REQUIREMENT: Copy down all of the data underneath, exactly as shown.

## Start

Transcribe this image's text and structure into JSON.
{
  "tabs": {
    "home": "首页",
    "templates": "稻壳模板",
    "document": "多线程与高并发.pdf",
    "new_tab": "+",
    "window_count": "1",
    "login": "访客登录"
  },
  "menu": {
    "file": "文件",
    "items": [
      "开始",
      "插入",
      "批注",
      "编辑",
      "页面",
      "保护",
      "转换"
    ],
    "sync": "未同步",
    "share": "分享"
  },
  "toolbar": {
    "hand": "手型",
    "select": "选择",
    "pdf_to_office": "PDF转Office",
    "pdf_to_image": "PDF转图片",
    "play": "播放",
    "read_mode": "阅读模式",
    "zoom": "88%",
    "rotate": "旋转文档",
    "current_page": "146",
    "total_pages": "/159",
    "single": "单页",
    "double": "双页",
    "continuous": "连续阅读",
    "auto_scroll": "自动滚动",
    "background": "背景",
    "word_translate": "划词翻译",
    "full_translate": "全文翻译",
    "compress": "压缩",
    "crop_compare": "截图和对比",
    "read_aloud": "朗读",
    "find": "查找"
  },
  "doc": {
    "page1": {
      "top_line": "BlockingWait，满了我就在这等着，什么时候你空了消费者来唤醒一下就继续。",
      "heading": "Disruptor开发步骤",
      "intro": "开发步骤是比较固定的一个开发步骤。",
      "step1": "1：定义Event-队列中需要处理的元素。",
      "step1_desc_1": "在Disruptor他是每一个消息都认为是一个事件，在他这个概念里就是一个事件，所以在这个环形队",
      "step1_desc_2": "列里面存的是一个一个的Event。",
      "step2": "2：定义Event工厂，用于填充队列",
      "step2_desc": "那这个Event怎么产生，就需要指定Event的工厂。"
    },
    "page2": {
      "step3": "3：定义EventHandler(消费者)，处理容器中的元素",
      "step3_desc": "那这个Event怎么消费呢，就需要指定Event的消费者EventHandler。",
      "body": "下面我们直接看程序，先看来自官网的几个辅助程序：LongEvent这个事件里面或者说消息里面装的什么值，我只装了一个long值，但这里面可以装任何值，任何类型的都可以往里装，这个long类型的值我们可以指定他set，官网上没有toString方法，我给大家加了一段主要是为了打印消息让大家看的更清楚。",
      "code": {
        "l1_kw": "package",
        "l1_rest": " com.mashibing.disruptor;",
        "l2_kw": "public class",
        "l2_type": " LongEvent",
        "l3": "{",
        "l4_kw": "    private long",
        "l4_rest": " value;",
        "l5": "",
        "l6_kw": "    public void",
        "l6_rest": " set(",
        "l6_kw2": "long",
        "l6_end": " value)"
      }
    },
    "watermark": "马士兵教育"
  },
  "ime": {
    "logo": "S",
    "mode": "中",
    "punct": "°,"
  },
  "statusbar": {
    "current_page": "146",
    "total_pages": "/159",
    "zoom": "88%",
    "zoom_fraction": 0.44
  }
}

## End

OUTPUT BELOW:
Transcribe this image's text and structure into JSON.
{
  "tabs": {
    "home": "首页",
    "templates": "稻壳模板",
    "document": "多线程与高并发.pdf",
    "new_tab": "+",
    "window_count": "1",
    "login": "访客登录"
  },
  "menu": {
    "file": "文件",
    "items": [
      "开始",
      "插入",
      "批注",
      "编辑",
      "页面",
      "保护",
      "转换"
    ],
    "sync": "未同步",
    "share": "分享"
  },
  "toolbar": {
    "hand": "手型",
    "select": "选择",
    "pdf_to_office": "PDF转Office",
    "pdf_to_image": "PDF转图片",
    "play": "播放",
    "read_mode": "阅读模式",
    "zoom": "88%",
    "rotate": "旋转文档",
    "current_page": "146",
    "total_pages": "/159",
    "single": "单页",
    "double": "双页",
    "continuous": "连续阅读",
    "auto_scroll": "自动滚动",
    "background": "背景",
    "word_translate": "划词翻译",
    "full_translate": "全文翻译",
    "compress": "压缩",
    "crop_compare": "截图和对比",
    "read_aloud": "朗读",
    "find": "查找"
  },
  "doc": {
    "page1": {
      "top_line": "BlockingWait，满了我就在这等着，什么时候你空了消费者来唤醒一下就继续。",
      "heading": "Disruptor开发步骤",
      "intro": "开发步骤是比较固定的一个开发步骤。",
      "step1": "1：定义Event-队列中需要处理的元素。",
      "step1_desc_1": "在Disruptor他是每一个消息都认为是一个事件，在他这个概念里就是一个事件，所以在这个环形队",
      "step1_desc_2": "列里面存的是一个一个的Event。",
      "step2": "2：定义Event工厂，用于填充队列",
      "step2_desc": "那这个Event怎么产生，就需要指定Event的工厂。"
    },
    "page2": {
      "step3": "3：定义EventHandler(消费者)，处理容器中的元素",
      "step3_desc": "那这个Event怎么消费呢，就需要指定Event的消费者EventHandler。",
      "body": "下面我们直接看程序，先看来自官网的几个辅助程序：LongEvent这个事件里面或者说消息里面装的什么值，我只装了一个long值，但这里面可以装任何值，任何类型的都可以往里装，这个long类型的值我们可以指定他set，官网上没有toString方法，我给大家加了一段主要是为了打印消息让大家看的更清楚。",
      "code": {
        "l1_kw": "package",
        "l1_rest": " com.mashibing.disruptor;",
        "l2_kw": "public class",
        "l2_type": " LongEvent",
        "l3": "{",
        "l4_kw": "    private long",
        "l4_rest": " value;",
        "l5": "",
        "l6_kw": "    public void",
        "l6_rest": " set(",
        "l6_kw2": "long",
        "l6_end": " value)"
      }
    },
    "watermark": "马士兵教育"
  },
  "ime": {
    "logo": "S",
    "mode": "中",
    "punct": "°,"
  },
  "statusbar": {
    "current_page": "146",
    "total_pages": "/159",
    "zoom": "88%",
    "zoom_fraction": 0.44
  }
}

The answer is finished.